Top of Source extract

For those to work, co-founder and COO Dan Silver says, Stake had to first understand the user flow—such as understanding the customer pain points of Australians buying US shares—and the business itself so when it was time to integrate, everything was ready to be connected and tested.

How Stake built its application: API-based assembly

It took Stake 12 months from setting up the company to having a first version of a marketable platform in 2017, which included negotiating contracts with providers, getting regulatory approvals, and building the platform. They also did testing such as penetration and user testing.

“The heavy lifting and the works are done up front when you’re doing the business case. The product design piece, that’s the most important part really,” Silver says. 

Stake built some components internally, but the trading service was mostly based on the use of APIs to external services, including DriveWealth for brokerage functionality;
OFX, Macquarie, TrueLayer, Poli, and PinPayments for foreigh currency exchange (FX) and payment gateways; Trulioo and ProScore for instant identity verification; and Benzinga and Tiingo for stock-specific data, news, and analyst ratings. Amazon Web Services is the hosting provider, with data centres across the world, including Australia, the UK, and Brazil; Stake uses AWS services such as Elastic load balancers, Elastic Cloud Computig (EC2), Lambda functions, and Route 53.

As an example of such connections, the developers connect Stake’s onboarding system to Trulioo for electronic identity verification. Once data such as name, address, date of birth, mobile number and an ID number are entered, they are sent to the vendor’s database which is then compared against a global network of independent data sources.

To effectively use APIs, it is essential to work closely with the providers and understand the use cases, Silver says—otherwise, it won’t matter how good the API documentation is. “No matter how simple an API is, you still got to go and configure it correctly.”

Another good reason to keep those close relationships is that as vendor technologies change, you are ready for how those changes will impact your business and thus can be ready for them, he says.

Scaling for customer growth

Stake experienced a 129% growth in customer acquisition in the first six months of 2020 compared to the previous six months, a likely result of the COVID-19 pandemic and its prior marketing efforts.

An increase in customer numbers is great news but can come at a cost and result in more investment and upgrades to prevent issues such as outages. For that, Stake has auto-scaling hardware on AWS, and it works to optmise code and automate internal processes for better scale.

Bottom of Source extract
Top of Entries shown

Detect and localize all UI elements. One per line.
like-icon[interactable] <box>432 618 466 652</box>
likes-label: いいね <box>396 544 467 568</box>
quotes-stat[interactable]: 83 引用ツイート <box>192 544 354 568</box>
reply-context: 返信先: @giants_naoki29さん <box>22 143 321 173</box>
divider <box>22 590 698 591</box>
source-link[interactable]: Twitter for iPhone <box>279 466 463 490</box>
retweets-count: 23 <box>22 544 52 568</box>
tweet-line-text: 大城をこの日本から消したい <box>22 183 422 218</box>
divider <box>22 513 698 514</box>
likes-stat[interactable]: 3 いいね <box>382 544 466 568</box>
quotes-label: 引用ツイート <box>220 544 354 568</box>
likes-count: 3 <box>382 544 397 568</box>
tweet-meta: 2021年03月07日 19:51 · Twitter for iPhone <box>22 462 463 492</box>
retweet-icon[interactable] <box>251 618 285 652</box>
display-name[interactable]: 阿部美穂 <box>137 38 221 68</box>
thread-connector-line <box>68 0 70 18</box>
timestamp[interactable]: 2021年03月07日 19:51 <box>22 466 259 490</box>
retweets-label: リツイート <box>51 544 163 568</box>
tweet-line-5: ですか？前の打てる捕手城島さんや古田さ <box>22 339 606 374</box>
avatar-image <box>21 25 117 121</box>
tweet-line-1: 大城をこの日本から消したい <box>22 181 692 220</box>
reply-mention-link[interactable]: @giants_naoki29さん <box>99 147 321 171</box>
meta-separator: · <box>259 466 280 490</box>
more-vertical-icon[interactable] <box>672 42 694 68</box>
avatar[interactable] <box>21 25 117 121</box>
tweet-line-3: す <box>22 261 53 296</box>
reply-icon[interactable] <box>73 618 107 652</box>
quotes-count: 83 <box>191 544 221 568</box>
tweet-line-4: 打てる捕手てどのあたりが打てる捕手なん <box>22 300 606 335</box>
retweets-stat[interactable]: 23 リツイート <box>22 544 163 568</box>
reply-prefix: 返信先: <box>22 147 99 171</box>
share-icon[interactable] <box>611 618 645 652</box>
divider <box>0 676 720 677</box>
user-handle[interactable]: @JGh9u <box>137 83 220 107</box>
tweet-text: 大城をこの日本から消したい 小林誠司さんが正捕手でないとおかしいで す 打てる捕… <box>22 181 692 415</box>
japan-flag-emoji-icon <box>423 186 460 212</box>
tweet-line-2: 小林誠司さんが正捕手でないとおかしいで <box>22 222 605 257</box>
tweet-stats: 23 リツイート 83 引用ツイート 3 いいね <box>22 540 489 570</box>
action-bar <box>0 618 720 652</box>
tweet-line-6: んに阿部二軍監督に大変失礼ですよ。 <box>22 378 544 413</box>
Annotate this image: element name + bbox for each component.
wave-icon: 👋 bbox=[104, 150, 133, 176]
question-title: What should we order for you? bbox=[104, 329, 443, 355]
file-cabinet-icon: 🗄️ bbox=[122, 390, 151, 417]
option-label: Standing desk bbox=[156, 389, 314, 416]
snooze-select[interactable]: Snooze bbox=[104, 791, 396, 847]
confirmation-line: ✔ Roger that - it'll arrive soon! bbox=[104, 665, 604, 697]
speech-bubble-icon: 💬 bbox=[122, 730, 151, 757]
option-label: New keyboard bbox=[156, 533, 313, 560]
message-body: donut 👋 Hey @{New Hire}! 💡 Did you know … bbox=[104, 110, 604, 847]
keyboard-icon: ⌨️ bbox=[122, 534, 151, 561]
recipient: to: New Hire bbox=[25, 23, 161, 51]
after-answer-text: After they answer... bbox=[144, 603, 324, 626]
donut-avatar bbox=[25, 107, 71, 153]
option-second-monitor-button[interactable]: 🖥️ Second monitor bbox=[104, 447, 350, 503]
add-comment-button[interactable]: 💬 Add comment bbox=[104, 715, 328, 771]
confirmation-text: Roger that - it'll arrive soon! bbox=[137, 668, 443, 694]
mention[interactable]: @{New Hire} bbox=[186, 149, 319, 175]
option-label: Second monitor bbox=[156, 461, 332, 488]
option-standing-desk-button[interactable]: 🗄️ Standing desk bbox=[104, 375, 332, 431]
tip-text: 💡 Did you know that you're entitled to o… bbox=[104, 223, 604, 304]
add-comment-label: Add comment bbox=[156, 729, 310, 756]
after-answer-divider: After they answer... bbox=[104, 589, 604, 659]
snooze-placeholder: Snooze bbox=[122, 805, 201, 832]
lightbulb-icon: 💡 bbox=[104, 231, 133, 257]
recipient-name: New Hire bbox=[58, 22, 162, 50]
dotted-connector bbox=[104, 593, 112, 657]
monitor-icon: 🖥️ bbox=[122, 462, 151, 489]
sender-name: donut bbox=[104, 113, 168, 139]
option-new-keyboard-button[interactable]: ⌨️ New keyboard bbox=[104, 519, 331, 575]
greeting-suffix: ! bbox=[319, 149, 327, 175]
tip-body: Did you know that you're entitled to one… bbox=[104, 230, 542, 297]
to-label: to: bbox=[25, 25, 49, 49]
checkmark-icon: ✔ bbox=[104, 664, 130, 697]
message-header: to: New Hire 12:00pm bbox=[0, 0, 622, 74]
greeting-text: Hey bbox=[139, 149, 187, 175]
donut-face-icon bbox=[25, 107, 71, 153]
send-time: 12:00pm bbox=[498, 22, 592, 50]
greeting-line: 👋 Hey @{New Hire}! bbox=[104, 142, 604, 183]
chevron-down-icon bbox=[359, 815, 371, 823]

Bottom of Entries shown

### [Exercises]
1) Copy the Stake article from "Another good reason" up to and including "for better scale.".
2) According to the Stake article, how long did it take Stake to go from setting up the company to having a first version of a marketable platform?
3) Which providers does the Stake article name for foreign currency exchange and payment gateways?
None of this work depends on the items.

### [Task solutions]
1)
Another good reason to keep those close relationships is that as vendor technologies change, you are ready for how those changes will impact your business and thus can be ready for them, he says.

Scaling for customer growth

Stake experienced a 129% growth in customer acquisition in the first six months of 2020 compared to the previous six months, a likely result of the COVID-19 pandemic and its prior marketing efforts.

An increase in customer numbers is great news but can come at a cost and result in more investment and upgrades to prevent issues such as outages. For that, Stake has auto-scaling hardware on AWS, and it works to optmise code and automate internal processes for better scale.

2) 12 months.

3) OFX, Macquarie, TrueLayer, Poli, and PinPayments